▶ Aim
Copy out every line in the entries below that includes "выходы".
* Start Record list *
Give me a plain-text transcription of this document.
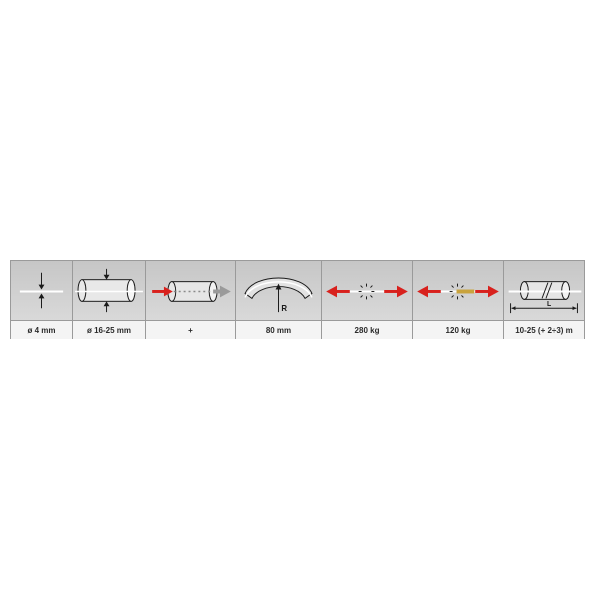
R	L
ø 4 mm	ø 16-25 mm	+	80 mm	280 kg	120 kg	10-25 (+ 2÷3) m
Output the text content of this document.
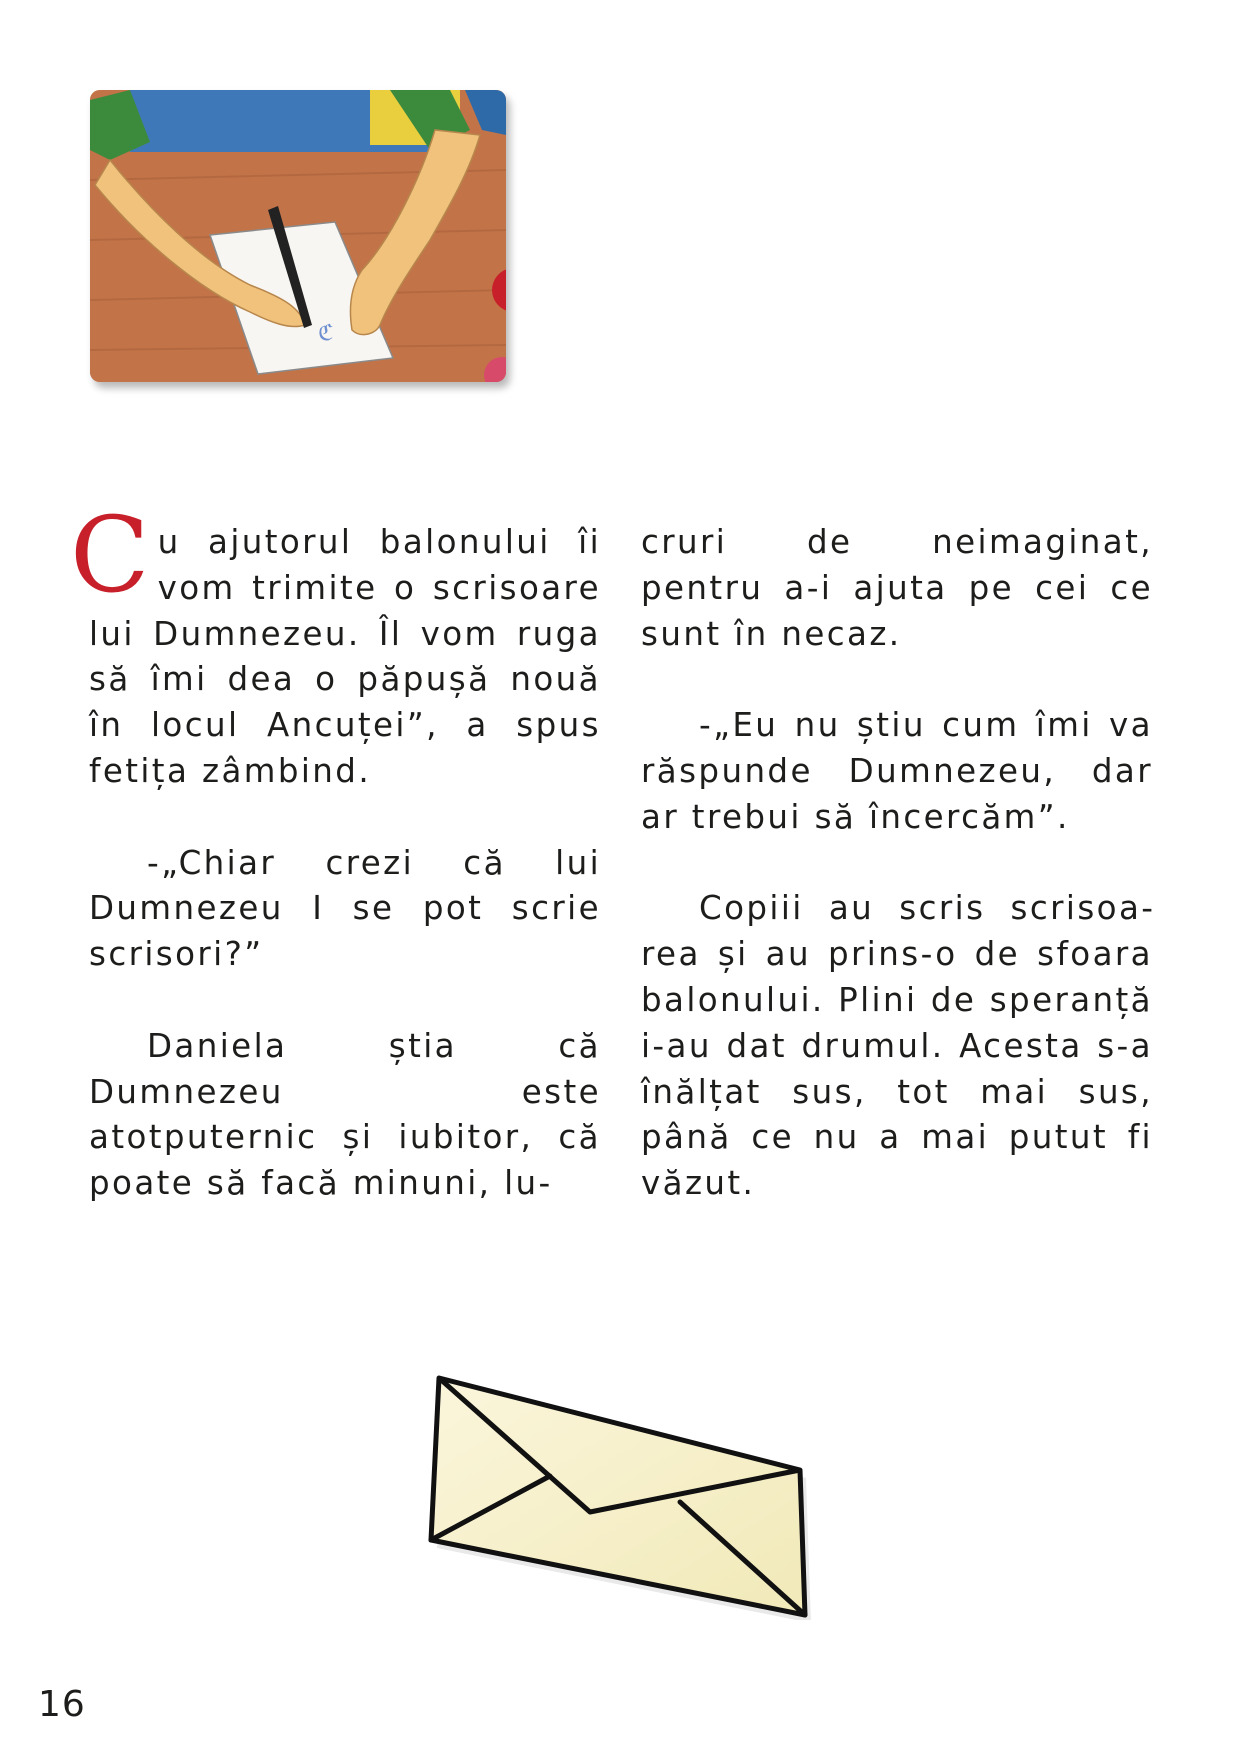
ℭ

Cu ajutorul balonului îi vom trimite o scrisoare lui Dumnezeu. Îl vom ruga să îmi dea o păpușă nouă în locul Ancuței”, a spus fetița zâmbind.

-„Chiar crezi că lui Dumnezeu I se pot scrie scrisori?”

Daniela știa că Dumnezeu este atotputernic și iubitor, că poate să facă minuni, lu-

cruri de neimaginat, pentru a-i ajuta pe cei ce sunt în necaz.

-„Eu nu știu cum îmi va răspunde Dumnezeu, dar ar trebui să încercăm”.

Copiii au scris scrisoarea și au prins-o de sfoara balonului. Plini de speranță i-au dat drumul. Acesta s-a înălțat sus, tot mai sus, până ce nu a mai putut fi văzut.

16
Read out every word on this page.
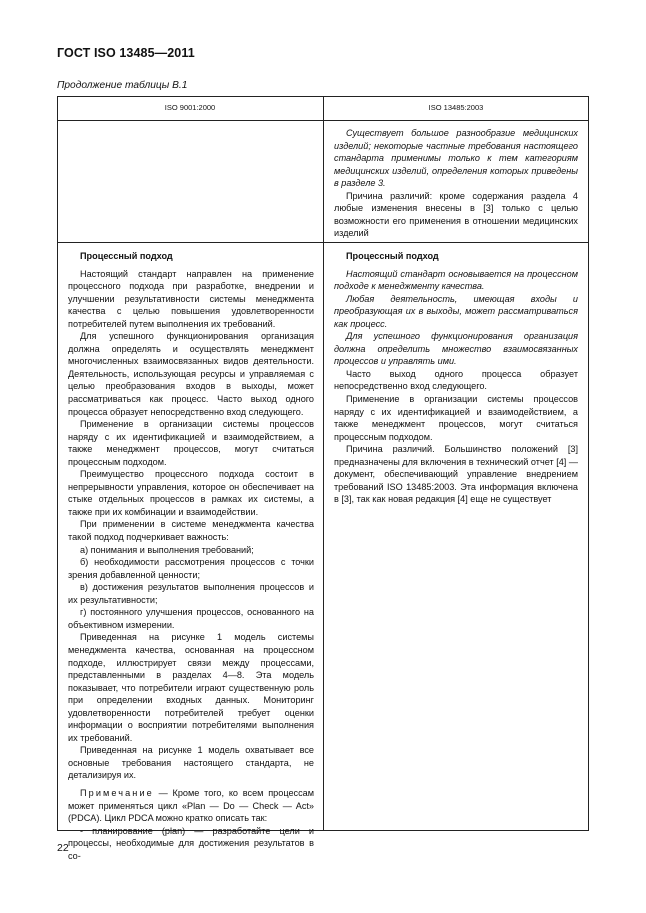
ГОСТ ISO 13485—2011
Продолжение таблицы В.1
ISO 9001:2000	ISO 13485:2003

Существует большое разнообразие медицинских изделий; некоторые частные требования настоящего стандарта применимы только к тем категориям медицинских изделий, определения которых приведены в разделе 3.

Причина различий: кроме содержания раздела 4 любые изменения внесены в [3] только с целью возможности его применения в отношении медицинских изделий

Процессный подход

Настоящий стандарт направлен на применение процессного подхода при разработке, внедрении и улучшении результативности системы менеджмента качества с целью повышения удовлетворенности потребителей путем выполнения их требований.

Для успешного функционирования организация должна определять и осуществлять менеджмент многочисленных взаимосвязанных видов деятельности. Деятельность, использующая ресурсы и управляемая с целью преобразования входов в выходы, может рассматриваться как процесс. Часто выход одного процесса образует непосредственно вход следующего.

Применение в организации системы процессов наряду с их идентификацией и взаимодействием, а также менеджмент процессов, могут считаться процессным подходом.

Преимущество процессного подхода состоит в непрерывности управления, которое он обеспечивает на стыке отдельных процессов в рамках их системы, а также при их комбинации и взаимодействии.

При применении в системе менеджмента качества такой подход подчеркивает важность:

а) понимания и выполнения требований;

б) необходимости рассмотрения процессов с точки зрения добавленной ценности;

в) достижения результатов выполнения процессов и их результативности;

г) постоянного улучшения процессов, основанного на объективном измерении.

Приведенная на рисунке 1 модель системы менеджмента качества, основанная на процессном подходе, иллюстрирует связи между процессами, представленными в разделах 4—8. Эта модель показывает, что потребители играют существенную роль при определении входных данных. Мониторинг удовлетворенности потребителей требует оценки информации о восприятии потребителями выполнения их требований.

Приведенная на рисунке 1 модель охватывает все основные требования настоящего стандарта, не детализируя их.

Примечание — Кроме того, ко всем процессам может применяться цикл «Plan — Do — Check — Act» (PDCA). Цикл PDCA можно кратко описать так:

- планирование (plan) — разработайте цели и процессы, необходимые для достижения результатов в со-

Процессный подход

Настоящий стандарт основывается на процессном подходе к менеджменту качества.

Любая деятельность, имеющая входы и преобразующая их в выходы, может рассматриваться как процесс.

Для успешного функционирования организация должна определить множество взаимосвязанных процессов и управлять ими.

Часто выход одного процесса образует непосредственно вход следующего.

Применение в организации системы процессов наряду с их идентификацией и взаимодействием, а также менеджмент процессов, могут считаться процессным подходом.

Причина различий. Большинство положений [3] предназначены для включения в технический отчет [4] — документ, обеспечивающий управление внедрением требований ISO 13485:2003. Эта информация включена в [3], так как новая редакция [4] еще не существует

22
* End Record list *
▶ The solution
Для успешного функционирования организация должна определять и осуществлять менеджмент многочисленных взаимосвязанных видов деятельности. Деятельность, использующая ресурсы и управляемая с целью преобразования входов в выходы, может рассматриваться как процесс. Часто выход одного процесса образует непосредственно вход следующего.
Любая деятельность, имеющая входы и преобразующая их в выходы, может рассматриваться как процесс.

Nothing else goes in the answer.